_SET EXERCISE:_ Locate the word "object" in the material, then show every line that holds it.

_DATA EXCERPTS:_
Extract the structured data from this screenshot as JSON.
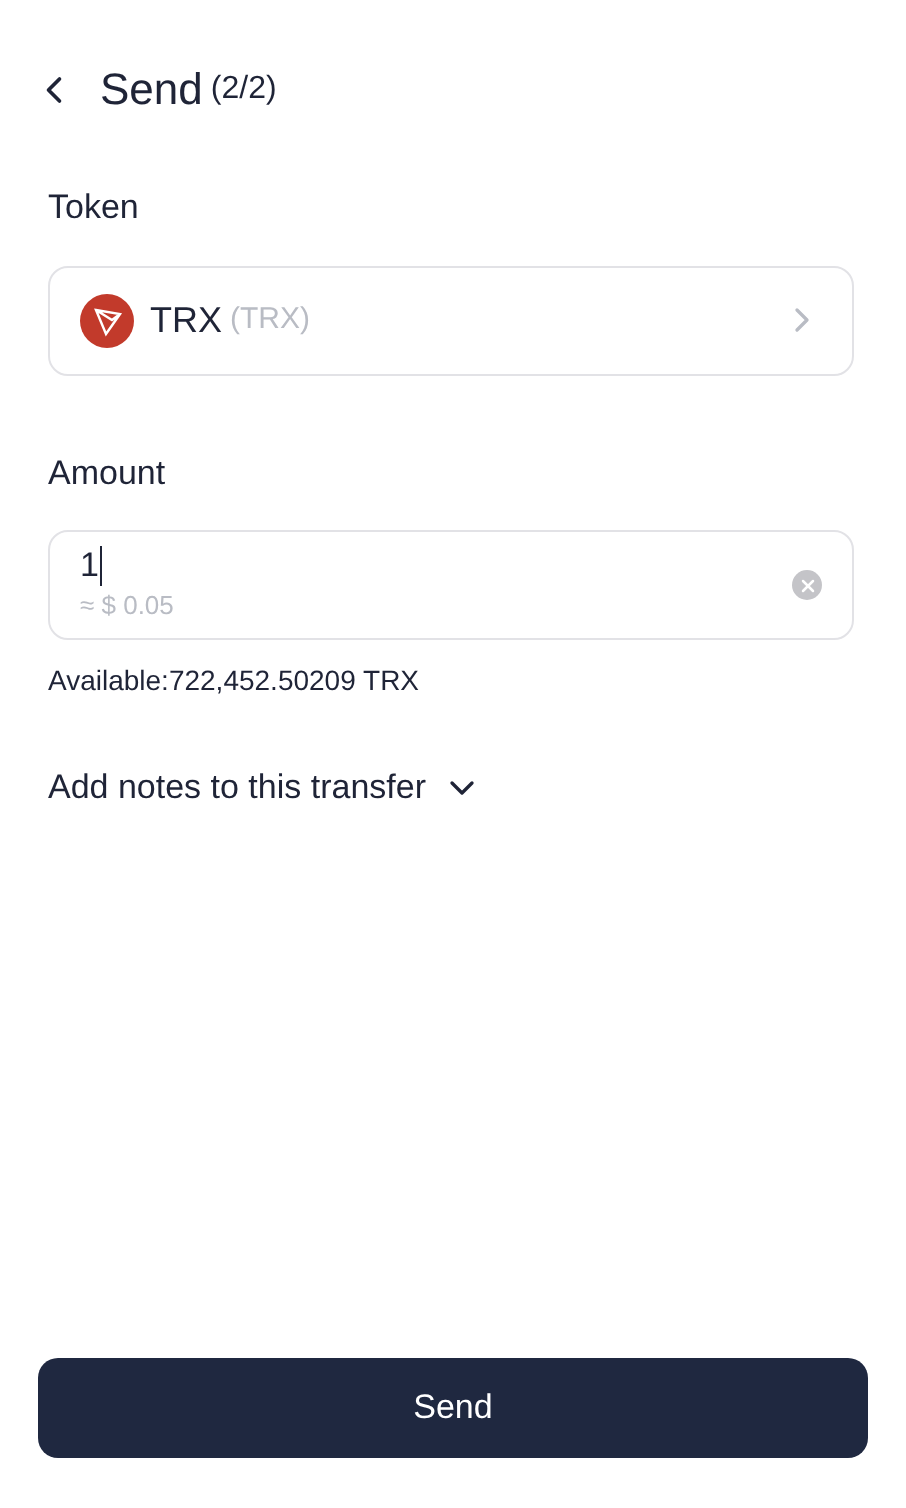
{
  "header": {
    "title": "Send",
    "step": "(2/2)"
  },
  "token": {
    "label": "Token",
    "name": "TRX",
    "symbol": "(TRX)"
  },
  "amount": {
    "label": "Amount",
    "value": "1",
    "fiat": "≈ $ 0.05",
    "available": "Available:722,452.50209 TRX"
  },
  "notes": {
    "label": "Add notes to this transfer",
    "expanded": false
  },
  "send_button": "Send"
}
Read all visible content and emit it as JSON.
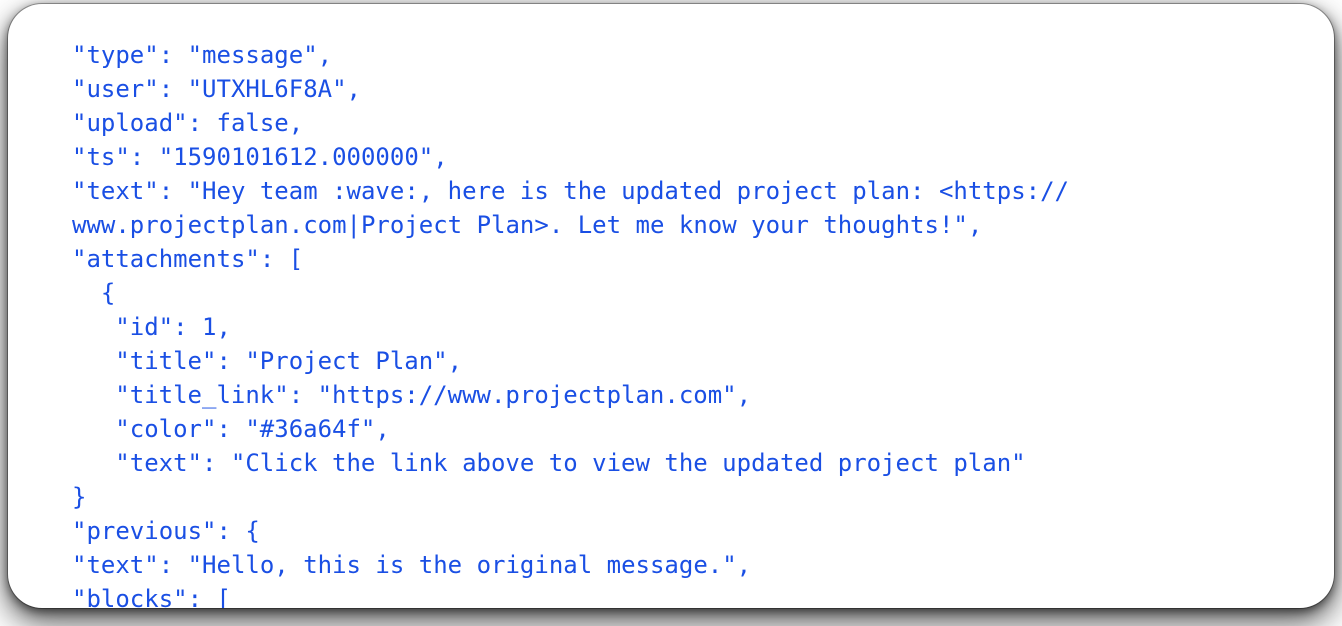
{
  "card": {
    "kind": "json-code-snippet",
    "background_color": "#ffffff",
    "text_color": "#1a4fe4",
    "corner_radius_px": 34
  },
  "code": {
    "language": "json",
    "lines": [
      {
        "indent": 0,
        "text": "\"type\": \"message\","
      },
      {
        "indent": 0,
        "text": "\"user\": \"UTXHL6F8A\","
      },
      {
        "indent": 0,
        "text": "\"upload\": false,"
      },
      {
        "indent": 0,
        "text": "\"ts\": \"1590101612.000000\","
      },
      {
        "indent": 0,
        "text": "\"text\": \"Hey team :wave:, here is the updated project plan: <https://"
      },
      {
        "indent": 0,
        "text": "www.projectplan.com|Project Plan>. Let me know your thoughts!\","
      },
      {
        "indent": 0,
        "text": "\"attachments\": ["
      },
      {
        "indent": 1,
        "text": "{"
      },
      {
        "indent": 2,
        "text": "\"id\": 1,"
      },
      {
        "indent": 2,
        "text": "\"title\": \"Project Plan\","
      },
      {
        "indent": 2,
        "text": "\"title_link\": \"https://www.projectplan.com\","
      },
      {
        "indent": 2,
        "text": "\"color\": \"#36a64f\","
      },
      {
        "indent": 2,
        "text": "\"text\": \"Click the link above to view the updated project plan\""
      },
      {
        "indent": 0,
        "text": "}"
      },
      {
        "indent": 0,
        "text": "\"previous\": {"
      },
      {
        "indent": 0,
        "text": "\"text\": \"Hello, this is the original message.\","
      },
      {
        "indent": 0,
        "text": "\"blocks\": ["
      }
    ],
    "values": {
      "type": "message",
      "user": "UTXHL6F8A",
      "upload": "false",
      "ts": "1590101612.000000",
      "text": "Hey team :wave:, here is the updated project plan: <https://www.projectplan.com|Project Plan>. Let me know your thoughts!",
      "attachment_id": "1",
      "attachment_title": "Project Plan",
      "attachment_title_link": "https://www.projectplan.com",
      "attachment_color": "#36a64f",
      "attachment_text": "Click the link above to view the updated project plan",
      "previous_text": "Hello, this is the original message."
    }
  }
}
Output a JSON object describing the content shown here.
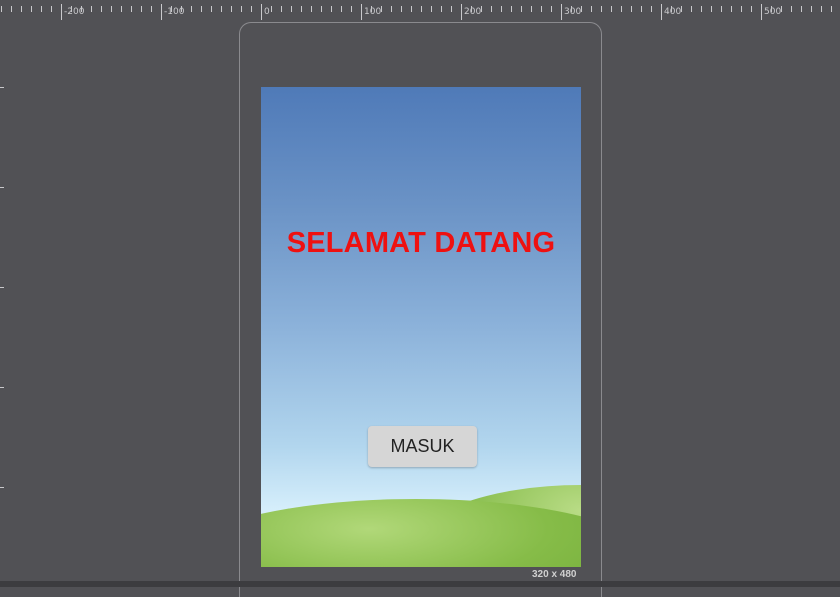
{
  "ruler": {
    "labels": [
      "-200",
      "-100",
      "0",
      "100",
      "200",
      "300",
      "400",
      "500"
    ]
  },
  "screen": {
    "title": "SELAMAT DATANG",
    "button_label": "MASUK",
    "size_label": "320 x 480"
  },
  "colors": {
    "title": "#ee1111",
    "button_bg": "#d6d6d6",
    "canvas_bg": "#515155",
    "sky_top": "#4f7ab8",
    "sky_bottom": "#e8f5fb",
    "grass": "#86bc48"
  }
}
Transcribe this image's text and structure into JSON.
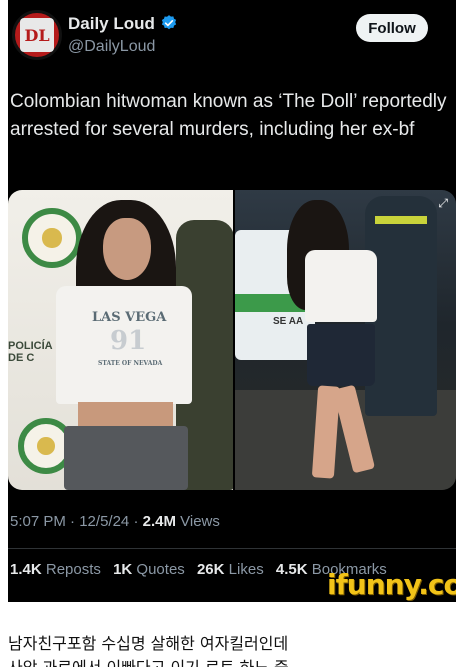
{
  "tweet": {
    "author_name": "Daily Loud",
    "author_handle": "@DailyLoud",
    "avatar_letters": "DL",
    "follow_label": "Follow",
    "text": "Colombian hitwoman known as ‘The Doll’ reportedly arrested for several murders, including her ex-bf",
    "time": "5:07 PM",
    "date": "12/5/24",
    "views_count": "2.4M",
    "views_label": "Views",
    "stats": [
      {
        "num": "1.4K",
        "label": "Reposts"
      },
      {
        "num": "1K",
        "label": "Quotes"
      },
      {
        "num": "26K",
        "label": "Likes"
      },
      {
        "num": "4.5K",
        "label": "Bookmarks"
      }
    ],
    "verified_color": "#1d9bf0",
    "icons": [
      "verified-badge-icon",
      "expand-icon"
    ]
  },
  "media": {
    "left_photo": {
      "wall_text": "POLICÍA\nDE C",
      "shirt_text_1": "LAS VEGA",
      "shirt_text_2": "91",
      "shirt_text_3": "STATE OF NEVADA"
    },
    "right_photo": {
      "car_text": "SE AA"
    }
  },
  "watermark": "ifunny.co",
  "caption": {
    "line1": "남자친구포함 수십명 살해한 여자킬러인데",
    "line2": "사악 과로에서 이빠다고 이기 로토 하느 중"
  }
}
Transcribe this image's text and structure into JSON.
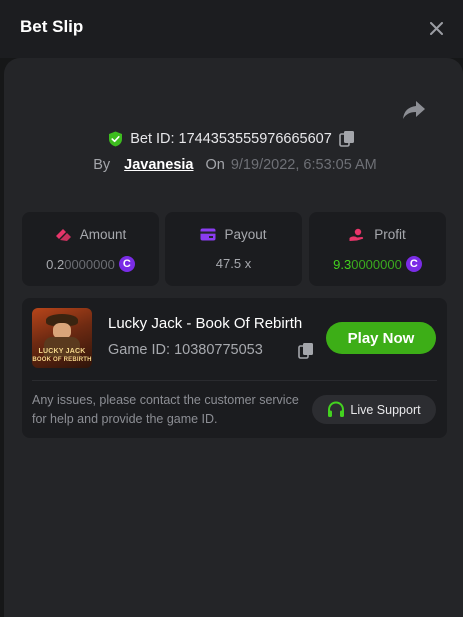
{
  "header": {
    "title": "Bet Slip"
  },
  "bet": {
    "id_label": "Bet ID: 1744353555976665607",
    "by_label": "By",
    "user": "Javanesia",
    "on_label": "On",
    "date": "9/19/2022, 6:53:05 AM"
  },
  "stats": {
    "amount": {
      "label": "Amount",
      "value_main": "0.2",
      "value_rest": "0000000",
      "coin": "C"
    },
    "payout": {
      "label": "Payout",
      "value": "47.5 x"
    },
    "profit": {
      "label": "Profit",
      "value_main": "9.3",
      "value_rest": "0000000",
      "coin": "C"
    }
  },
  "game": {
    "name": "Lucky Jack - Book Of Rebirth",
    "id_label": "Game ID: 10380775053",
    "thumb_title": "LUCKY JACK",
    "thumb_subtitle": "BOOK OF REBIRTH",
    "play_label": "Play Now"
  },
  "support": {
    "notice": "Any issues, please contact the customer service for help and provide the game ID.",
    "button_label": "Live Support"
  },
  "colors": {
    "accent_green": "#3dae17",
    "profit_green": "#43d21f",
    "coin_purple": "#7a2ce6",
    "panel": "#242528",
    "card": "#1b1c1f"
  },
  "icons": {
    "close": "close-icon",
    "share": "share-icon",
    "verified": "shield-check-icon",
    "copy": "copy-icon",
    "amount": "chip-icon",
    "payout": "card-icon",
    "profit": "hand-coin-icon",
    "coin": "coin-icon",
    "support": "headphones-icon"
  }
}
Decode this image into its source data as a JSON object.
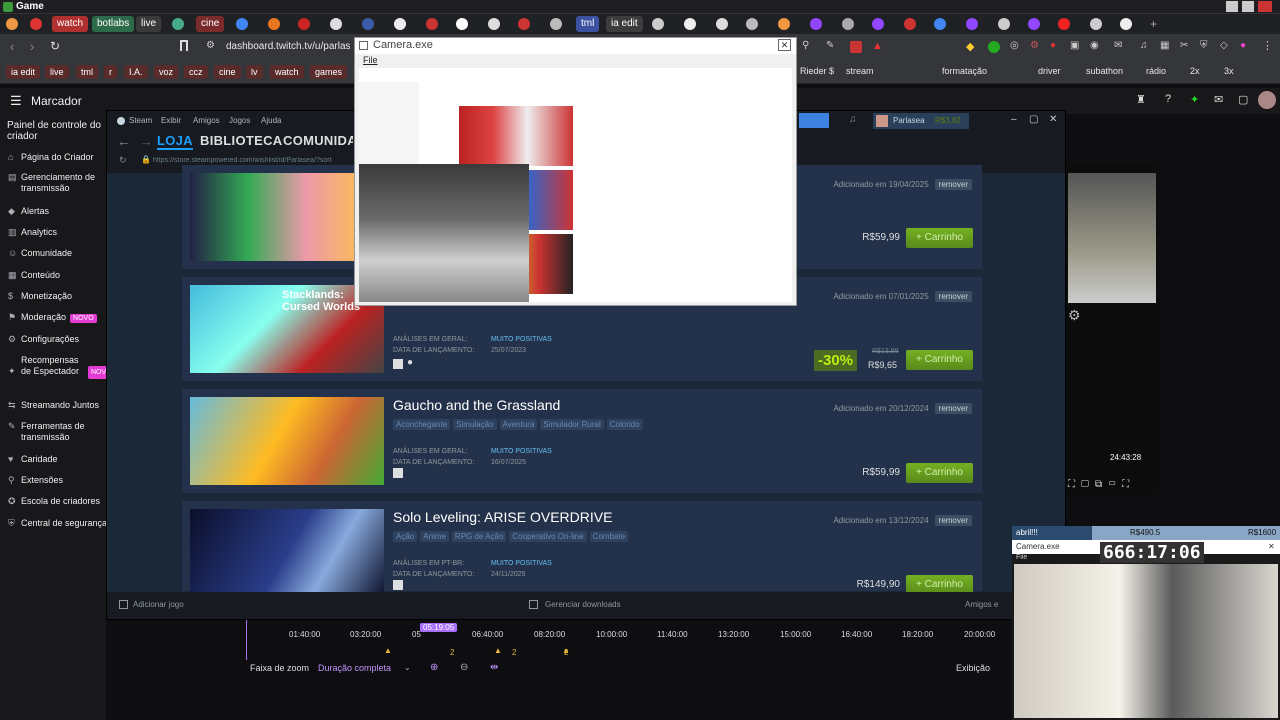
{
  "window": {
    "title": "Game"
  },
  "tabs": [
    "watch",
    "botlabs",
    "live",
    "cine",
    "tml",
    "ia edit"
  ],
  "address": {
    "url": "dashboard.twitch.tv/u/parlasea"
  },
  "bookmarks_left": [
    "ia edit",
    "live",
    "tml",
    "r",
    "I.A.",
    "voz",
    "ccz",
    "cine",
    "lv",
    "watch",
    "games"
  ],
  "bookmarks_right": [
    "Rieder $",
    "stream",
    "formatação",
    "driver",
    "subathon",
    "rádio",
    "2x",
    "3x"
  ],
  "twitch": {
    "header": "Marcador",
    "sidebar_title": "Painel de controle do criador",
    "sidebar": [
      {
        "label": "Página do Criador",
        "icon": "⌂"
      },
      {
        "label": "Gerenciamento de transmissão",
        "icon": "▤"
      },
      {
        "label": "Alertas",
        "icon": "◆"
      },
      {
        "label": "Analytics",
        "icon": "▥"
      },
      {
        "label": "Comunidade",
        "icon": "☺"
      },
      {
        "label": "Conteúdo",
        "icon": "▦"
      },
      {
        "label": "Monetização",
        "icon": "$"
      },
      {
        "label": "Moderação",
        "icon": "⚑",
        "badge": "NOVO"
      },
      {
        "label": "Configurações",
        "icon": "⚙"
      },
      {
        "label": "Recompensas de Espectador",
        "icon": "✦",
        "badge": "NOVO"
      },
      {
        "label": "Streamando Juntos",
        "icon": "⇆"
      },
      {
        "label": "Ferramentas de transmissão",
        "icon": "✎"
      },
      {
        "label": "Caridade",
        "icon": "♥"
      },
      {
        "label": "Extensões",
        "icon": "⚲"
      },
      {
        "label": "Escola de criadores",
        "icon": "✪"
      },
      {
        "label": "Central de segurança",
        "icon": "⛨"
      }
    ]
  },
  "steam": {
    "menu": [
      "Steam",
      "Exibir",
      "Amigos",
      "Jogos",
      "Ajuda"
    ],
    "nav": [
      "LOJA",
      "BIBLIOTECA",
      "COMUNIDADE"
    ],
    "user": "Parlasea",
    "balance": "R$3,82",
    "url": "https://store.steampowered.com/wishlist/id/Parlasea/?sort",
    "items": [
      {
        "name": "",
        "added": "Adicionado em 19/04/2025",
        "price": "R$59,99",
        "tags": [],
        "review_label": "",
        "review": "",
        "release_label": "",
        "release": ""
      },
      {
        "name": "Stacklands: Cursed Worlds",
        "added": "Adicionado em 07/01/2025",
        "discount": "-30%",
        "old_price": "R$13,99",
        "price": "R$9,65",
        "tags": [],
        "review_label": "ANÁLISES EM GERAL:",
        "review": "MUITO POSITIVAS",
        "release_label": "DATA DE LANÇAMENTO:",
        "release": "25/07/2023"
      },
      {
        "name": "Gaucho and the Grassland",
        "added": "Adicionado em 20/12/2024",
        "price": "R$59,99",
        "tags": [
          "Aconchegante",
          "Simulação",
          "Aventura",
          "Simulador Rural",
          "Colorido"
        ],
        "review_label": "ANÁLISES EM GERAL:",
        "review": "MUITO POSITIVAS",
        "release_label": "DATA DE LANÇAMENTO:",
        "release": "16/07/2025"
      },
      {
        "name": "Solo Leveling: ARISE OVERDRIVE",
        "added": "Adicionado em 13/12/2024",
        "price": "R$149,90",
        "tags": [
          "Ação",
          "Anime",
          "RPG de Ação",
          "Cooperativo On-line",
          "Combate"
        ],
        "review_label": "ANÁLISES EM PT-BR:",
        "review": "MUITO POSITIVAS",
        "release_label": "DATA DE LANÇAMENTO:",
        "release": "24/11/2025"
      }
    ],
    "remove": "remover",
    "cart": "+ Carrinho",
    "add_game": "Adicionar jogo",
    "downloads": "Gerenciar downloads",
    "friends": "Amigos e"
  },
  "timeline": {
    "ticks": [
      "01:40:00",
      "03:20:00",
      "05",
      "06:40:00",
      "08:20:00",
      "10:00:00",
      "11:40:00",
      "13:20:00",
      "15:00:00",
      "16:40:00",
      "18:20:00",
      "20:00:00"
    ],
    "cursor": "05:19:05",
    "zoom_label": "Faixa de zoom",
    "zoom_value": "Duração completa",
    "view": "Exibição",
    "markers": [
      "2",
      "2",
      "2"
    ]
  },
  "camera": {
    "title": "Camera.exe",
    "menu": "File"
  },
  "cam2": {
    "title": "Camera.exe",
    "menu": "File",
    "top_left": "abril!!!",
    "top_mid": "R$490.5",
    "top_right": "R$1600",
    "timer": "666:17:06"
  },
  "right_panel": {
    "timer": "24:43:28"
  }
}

_THE SOLUTION:_
Output a JSON object describing the content shown here.
Decode this image into its source data as a JSON object.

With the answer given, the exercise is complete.